**YOUR GOAL**
Reproduce the lines below from the one that contains "Transcribe the text in this document." through the end, inclusive, and add nothing.

**DATA FOR PROCESSING**
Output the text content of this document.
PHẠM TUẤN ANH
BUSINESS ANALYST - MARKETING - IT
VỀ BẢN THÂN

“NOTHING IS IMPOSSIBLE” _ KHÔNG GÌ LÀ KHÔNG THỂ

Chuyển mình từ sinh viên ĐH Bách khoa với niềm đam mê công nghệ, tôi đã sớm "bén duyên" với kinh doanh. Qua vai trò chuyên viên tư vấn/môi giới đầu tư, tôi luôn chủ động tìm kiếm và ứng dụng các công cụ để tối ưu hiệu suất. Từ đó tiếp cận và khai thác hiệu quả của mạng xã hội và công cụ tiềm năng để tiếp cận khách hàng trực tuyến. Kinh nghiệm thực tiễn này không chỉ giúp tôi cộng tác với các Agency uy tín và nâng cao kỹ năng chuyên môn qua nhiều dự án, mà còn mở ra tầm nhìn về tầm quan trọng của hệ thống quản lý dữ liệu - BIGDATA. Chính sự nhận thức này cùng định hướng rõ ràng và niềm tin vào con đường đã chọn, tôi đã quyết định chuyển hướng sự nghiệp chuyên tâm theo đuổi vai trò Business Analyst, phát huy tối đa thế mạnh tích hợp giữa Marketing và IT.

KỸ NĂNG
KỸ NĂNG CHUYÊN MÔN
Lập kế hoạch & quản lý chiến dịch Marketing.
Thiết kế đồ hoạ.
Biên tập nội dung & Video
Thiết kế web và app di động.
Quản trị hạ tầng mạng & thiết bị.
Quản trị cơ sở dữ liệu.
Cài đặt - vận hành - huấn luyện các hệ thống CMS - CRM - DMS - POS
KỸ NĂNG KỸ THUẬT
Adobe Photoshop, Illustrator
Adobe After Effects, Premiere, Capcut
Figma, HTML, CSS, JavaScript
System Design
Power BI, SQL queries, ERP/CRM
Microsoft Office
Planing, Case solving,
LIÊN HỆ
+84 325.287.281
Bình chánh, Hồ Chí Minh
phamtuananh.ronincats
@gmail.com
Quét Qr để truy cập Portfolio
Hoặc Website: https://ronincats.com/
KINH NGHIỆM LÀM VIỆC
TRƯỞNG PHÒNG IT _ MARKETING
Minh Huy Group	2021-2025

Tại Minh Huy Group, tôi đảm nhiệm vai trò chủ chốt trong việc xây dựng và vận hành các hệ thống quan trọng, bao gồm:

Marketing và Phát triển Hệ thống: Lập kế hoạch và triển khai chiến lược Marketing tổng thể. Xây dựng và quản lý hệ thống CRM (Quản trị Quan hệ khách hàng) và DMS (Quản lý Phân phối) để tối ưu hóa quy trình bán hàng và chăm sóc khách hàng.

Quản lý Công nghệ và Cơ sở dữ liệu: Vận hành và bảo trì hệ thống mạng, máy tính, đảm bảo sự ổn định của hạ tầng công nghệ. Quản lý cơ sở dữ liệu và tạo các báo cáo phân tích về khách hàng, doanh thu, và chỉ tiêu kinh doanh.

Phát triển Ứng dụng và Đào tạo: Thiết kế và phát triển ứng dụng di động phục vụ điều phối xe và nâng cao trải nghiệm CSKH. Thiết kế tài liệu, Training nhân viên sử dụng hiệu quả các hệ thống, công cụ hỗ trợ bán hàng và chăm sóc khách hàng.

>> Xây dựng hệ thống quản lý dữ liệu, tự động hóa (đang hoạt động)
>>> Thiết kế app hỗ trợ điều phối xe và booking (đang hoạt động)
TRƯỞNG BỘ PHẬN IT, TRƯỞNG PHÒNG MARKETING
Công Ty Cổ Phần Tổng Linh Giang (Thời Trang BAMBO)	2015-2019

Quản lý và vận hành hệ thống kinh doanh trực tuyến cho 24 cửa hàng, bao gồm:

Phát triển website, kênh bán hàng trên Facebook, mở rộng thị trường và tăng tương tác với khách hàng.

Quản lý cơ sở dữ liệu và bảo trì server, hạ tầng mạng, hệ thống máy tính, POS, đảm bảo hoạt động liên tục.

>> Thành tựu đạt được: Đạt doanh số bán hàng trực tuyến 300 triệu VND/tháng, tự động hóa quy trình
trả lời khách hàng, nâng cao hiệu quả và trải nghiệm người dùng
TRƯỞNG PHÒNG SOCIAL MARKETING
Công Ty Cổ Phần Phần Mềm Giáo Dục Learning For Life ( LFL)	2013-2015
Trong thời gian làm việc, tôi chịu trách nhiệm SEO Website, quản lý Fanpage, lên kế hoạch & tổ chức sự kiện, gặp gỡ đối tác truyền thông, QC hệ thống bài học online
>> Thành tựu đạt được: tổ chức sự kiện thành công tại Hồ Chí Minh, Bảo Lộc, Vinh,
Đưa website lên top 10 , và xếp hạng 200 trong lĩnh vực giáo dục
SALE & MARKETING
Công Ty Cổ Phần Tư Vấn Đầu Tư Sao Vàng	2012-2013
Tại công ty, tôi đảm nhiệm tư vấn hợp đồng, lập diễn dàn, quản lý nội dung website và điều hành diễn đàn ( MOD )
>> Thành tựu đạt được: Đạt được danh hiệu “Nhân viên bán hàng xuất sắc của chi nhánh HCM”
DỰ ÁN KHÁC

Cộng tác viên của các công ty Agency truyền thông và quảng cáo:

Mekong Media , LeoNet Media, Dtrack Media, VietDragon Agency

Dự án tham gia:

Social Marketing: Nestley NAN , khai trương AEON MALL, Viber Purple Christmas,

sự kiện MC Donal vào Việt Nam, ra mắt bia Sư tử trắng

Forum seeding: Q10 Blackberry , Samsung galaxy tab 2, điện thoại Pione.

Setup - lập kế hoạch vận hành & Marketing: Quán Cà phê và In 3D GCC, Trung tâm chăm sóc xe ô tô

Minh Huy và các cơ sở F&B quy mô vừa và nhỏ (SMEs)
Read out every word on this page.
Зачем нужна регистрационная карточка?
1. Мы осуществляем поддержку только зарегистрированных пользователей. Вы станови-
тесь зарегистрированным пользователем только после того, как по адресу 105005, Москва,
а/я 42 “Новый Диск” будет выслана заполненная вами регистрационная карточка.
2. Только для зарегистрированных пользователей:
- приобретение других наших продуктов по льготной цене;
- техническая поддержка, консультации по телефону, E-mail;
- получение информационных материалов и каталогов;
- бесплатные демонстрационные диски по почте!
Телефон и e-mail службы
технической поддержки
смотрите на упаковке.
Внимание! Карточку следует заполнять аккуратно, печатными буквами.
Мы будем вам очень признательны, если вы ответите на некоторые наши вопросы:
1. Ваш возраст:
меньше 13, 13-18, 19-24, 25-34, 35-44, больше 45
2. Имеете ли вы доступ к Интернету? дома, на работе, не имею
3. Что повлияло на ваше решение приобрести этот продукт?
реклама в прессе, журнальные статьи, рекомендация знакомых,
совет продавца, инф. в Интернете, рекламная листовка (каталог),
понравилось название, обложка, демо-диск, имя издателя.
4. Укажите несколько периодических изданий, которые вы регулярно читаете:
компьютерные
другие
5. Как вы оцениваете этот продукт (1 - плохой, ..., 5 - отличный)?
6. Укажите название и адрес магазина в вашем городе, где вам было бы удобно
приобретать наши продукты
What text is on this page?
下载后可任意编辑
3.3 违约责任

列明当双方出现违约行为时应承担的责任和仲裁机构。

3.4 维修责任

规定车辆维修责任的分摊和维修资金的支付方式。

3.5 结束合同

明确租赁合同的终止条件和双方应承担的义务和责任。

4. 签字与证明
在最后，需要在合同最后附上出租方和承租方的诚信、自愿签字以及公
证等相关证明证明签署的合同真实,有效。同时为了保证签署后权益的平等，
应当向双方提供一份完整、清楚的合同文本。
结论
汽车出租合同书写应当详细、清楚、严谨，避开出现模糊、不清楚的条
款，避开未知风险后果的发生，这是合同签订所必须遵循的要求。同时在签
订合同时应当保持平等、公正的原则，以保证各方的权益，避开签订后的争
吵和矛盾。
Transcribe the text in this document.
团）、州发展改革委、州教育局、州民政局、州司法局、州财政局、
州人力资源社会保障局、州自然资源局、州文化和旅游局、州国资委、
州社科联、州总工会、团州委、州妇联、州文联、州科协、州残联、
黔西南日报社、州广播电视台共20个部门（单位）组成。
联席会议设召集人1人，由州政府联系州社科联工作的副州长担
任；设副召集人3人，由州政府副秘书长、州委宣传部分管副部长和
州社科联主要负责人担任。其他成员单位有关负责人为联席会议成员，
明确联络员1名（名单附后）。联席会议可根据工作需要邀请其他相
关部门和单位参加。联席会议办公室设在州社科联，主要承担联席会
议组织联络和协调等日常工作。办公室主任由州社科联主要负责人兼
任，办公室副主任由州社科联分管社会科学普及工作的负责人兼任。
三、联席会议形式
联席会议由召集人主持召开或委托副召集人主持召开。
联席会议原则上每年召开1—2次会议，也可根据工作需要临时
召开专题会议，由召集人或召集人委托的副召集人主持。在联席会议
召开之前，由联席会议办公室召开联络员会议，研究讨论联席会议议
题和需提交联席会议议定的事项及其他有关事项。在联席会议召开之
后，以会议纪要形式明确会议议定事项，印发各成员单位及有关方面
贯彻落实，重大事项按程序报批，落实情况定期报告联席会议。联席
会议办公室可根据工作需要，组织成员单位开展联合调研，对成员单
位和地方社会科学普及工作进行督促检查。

**SOLUTION TO THIS PROBLEM**
Transcribe the text in this document.
团）、州发展改革委、州教育局、州民政局、州司法局、州财政局、
州人力资源社会保障局、州自然资源局、州文化和旅游局、州国资委、
州社科联、州总工会、团州委、州妇联、州文联、州科协、州残联、
黔西南日报社、州广播电视台共20个部门（单位）组成。
联席会议设召集人1人，由州政府联系州社科联工作的副州长担
任；设副召集人3人，由州政府副秘书长、州委宣传部分管副部长和
州社科联主要负责人担任。其他成员单位有关负责人为联席会议成员，
明确联络员1名（名单附后）。联席会议可根据工作需要邀请其他相
关部门和单位参加。联席会议办公室设在州社科联，主要承担联席会
议组织联络和协调等日常工作。办公室主任由州社科联主要负责人兼
任，办公室副主任由州社科联分管社会科学普及工作的负责人兼任。
三、联席会议形式
联席会议由召集人主持召开或委托副召集人主持召开。
联席会议原则上每年召开1—2次会议，也可根据工作需要临时
召开专题会议，由召集人或召集人委托的副召集人主持。在联席会议
召开之前，由联席会议办公室召开联络员会议，研究讨论联席会议议
题和需提交联席会议议定的事项及其他有关事项。在联席会议召开之
后，以会议纪要形式明确会议议定事项，印发各成员单位及有关方面
贯彻落实，重大事项按程序报批，落实情况定期报告联席会议。联席
会议办公室可根据工作需要，组织成员单位开展联合调研，对成员单
位和地方社会科学普及工作进行督促检查。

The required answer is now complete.